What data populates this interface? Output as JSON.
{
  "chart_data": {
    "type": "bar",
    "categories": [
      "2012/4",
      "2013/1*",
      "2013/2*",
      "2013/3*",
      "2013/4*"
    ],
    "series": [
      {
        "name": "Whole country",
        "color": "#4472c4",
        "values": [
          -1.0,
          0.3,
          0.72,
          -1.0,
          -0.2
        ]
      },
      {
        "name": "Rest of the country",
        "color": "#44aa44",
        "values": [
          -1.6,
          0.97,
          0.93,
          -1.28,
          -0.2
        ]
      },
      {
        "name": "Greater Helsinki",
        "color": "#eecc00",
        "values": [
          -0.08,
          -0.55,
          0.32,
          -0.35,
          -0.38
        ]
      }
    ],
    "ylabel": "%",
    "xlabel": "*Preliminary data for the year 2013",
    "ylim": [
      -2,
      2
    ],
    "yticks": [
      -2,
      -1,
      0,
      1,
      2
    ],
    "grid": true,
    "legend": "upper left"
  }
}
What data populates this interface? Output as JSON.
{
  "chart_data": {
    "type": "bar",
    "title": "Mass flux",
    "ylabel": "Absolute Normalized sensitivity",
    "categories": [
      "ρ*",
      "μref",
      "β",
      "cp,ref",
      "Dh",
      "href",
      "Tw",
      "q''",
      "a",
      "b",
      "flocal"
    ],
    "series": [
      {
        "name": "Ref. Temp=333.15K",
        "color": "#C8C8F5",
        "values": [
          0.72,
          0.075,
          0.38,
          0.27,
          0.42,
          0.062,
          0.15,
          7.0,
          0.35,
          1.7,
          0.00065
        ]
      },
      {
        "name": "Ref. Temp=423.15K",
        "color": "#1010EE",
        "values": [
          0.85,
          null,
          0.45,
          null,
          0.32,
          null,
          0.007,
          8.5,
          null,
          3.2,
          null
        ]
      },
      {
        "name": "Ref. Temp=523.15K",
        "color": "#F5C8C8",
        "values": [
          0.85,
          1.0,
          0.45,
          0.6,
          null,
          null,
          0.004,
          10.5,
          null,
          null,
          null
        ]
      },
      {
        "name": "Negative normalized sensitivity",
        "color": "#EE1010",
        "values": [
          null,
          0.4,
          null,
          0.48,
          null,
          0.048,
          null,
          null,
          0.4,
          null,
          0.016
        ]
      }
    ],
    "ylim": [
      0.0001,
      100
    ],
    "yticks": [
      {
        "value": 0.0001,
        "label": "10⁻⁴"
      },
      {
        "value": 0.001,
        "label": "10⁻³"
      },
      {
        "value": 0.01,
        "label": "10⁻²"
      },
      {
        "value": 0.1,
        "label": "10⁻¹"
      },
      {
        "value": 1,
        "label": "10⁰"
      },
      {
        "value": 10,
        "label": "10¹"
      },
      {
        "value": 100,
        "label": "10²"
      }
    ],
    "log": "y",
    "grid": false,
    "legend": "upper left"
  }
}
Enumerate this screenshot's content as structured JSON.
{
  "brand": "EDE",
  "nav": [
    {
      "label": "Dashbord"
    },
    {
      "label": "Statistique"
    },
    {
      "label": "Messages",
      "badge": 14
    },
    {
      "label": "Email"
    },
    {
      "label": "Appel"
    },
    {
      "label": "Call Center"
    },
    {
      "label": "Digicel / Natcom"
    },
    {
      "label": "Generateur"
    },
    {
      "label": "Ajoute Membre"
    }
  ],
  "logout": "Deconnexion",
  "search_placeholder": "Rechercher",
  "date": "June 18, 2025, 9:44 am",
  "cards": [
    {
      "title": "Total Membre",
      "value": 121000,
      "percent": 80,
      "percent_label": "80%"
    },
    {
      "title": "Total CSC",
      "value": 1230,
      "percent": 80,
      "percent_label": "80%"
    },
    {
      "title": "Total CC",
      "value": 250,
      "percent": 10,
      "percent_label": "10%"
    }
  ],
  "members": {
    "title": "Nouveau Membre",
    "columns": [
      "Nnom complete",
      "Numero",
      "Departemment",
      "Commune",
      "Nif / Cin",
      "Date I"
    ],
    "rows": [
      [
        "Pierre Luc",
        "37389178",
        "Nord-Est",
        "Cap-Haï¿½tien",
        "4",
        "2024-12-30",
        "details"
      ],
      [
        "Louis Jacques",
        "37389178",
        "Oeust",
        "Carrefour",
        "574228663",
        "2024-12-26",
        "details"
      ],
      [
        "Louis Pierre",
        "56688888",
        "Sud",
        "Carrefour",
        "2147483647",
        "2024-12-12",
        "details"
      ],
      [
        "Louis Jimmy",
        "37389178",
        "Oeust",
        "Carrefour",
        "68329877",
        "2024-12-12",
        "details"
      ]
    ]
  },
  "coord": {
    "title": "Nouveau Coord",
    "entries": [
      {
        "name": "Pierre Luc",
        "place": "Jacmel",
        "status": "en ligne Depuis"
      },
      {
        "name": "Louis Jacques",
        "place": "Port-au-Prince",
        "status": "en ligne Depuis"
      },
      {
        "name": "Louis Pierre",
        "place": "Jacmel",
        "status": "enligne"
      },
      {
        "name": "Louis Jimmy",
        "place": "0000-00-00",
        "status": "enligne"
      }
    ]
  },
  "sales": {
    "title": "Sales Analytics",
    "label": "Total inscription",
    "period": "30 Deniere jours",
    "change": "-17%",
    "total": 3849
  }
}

══════════════════════════════

• **Written problem**: Take the entries above and copy them out exactly.

• **Correct result**:
What data populates this interface? Output as JSON.
{
  "chart_data": {
    "type": "bar",
    "categories": [
      "2012/4",
      "2013/1*",
      "2013/2*",
      "2013/3*",
      "2013/4*"
    ],
    "series": [
      {
        "name": "Whole country",
        "color": "#4472c4",
        "values": [
          -1.0,
          0.3,
          0.72,
          -1.0,
          -0.2
        ]
      },
      {
        "name": "Rest of the country",
        "color": "#44aa44",
        "values": [
          -1.6,
          0.97,
          0.93,
          -1.28,
          -0.2
        ]
      },
      {
        "name": "Greater Helsinki",
        "color": "#eecc00",
        "values": [
          -0.08,
          -0.55,
          0.32,
          -0.35,
          -0.38
        ]
      }
    ],
    "ylabel": "%",
    "xlabel": "*Preliminary data for the year 2013",
    "ylim": [
      -2,
      2
    ],
    "yticks": [
      -2,
      -1,
      0,
      1,
      2
    ],
    "grid": true,
    "legend": "upper left"
  }
}
What data populates this interface? Output as JSON.
{
  "chart_data": {
    "type": "bar",
    "title": "Mass flux",
    "ylabel": "Absolute Normalized sensitivity",
    "categories": [
      "ρ*",
      "μref",
      "β",
      "cp,ref",
      "Dh",
      "href",
      "Tw",
      "q''",
      "a",
      "b",
      "flocal"
    ],
    "series": [
      {
        "name": "Ref. Temp=333.15K",
        "color": "#C8C8F5",
        "values": [
          0.72,
          0.075,
          0.38,
          0.27,
          0.42,
          0.062,
          0.15,
          7.0,
          0.35,
          1.7,
          0.00065
        ]
      },
      {
        "name": "Ref. Temp=423.15K",
        "color": "#1010EE",
        "values": [
          0.85,
          null,
          0.45,
          null,
          0.32,
          null,
          0.007,
          8.5,
          null,
          3.2,
          null
        ]
      },
      {
        "name": "Ref. Temp=523.15K",
        "color": "#F5C8C8",
        "values": [
          0.85,
          1.0,
          0.45,
          0.6,
          null,
          null,
          0.004,
          10.5,
          null,
          null,
          null
        ]
      },
      {
        "name": "Negative normalized sensitivity",
        "color": "#EE1010",
        "values": [
          null,
          0.4,
          null,
          0.48,
          null,
          0.048,
          null,
          null,
          0.4,
          null,
          0.016
        ]
      }
    ],
    "ylim": [
      0.0001,
      100
    ],
    "yticks": [
      {
        "value": 0.0001,
        "label": "10⁻⁴"
      },
      {
        "value": 0.001,
        "label": "10⁻³"
      },
      {
        "value": 0.01,
        "label": "10⁻²"
      },
      {
        "value": 0.1,
        "label": "10⁻¹"
      },
      {
        "value": 1,
        "label": "10⁰"
      },
      {
        "value": 10,
        "label": "10¹"
      },
      {
        "value": 100,
        "label": "10²"
      }
    ],
    "log": "y",
    "grid": false,
    "legend": "upper left"
  }
}
Enumerate this screenshot's content as structured JSON.
{
  "brand": "EDE",
  "nav": [
    {
      "label": "Dashbord"
    },
    {
      "label": "Statistique"
    },
    {
      "label": "Messages",
      "badge": 14
    },
    {
      "label": "Email"
    },
    {
      "label": "Appel"
    },
    {
      "label": "Call Center"
    },
    {
      "label": "Digicel / Natcom"
    },
    {
      "label": "Generateur"
    },
    {
      "label": "Ajoute Membre"
    }
  ],
  "logout": "Deconnexion",
  "search_placeholder": "Rechercher",
  "date": "June 18, 2025, 9:44 am",
  "cards": [
    {
      "title": "Total Membre",
      "value": 121000,
      "percent": 80,
      "percent_label": "80%"
    },
    {
      "title": "Total CSC",
      "value": 1230,
      "percent": 80,
      "percent_label": "80%"
    },
    {
      "title": "Total CC",
      "value": 250,
      "percent": 10,
      "percent_label": "10%"
    }
  ],
  "members": {
    "title": "Nouveau Membre",
    "columns": [
      "Nnom complete",
      "Numero",
      "Departemment",
      "Commune",
      "Nif / Cin",
      "Date I"
    ],
    "rows": [
      [
        "Pierre Luc",
        "37389178",
        "Nord-Est",
        "Cap-Haï¿½tien",
        "4",
        "2024-12-30",
        "details"
      ],
      [
        "Louis Jacques",
        "37389178",
        "Oeust",
        "Carrefour",
        "574228663",
        "2024-12-26",
        "details"
      ],
      [
        "Louis Pierre",
        "56688888",
        "Sud",
        "Carrefour",
        "2147483647",
        "2024-12-12",
        "details"
      ],
      [
        "Louis Jimmy",
        "37389178",
        "Oeust",
        "Carrefour",
        "68329877",
        "2024-12-12",
        "details"
      ]
    ]
  },
  "coord": {
    "title": "Nouveau Coord",
    "entries": [
      {
        "name": "Pierre Luc",
        "place": "Jacmel",
        "status": "en ligne Depuis"
      },
      {
        "name": "Louis Jacques",
        "place": "Port-au-Prince",
        "status": "en ligne Depuis"
      },
      {
        "name": "Louis Pierre",
        "place": "Jacmel",
        "status": "enligne"
      },
      {
        "name": "Louis Jimmy",
        "place": "0000-00-00",
        "status": "enligne"
      }
    ]
  },
  "sales": {
    "title": "Sales Analytics",
    "label": "Total inscription",
    "period": "30 Deniere jours",
    "change": "-17%",
    "total": 3849
  }
}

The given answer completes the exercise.